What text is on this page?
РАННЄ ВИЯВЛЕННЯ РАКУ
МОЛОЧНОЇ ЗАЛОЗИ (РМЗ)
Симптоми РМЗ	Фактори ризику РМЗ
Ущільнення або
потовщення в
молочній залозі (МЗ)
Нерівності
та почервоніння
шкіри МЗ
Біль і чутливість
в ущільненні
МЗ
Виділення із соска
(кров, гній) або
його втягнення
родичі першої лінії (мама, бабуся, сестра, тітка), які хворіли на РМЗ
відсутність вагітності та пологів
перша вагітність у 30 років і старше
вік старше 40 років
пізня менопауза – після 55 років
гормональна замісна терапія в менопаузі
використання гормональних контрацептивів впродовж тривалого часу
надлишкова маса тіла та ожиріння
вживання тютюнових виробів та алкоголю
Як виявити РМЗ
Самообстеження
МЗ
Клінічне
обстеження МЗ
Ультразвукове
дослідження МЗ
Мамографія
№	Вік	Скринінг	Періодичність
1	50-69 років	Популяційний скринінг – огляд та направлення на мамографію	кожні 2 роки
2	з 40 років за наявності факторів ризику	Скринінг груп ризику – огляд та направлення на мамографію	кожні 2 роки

**********

Exercise aim: Show all lines in the entries above where the word "старше" appears.

Answer to this exercise:
перша вагітність у 30 років і старше
вік старше 40 років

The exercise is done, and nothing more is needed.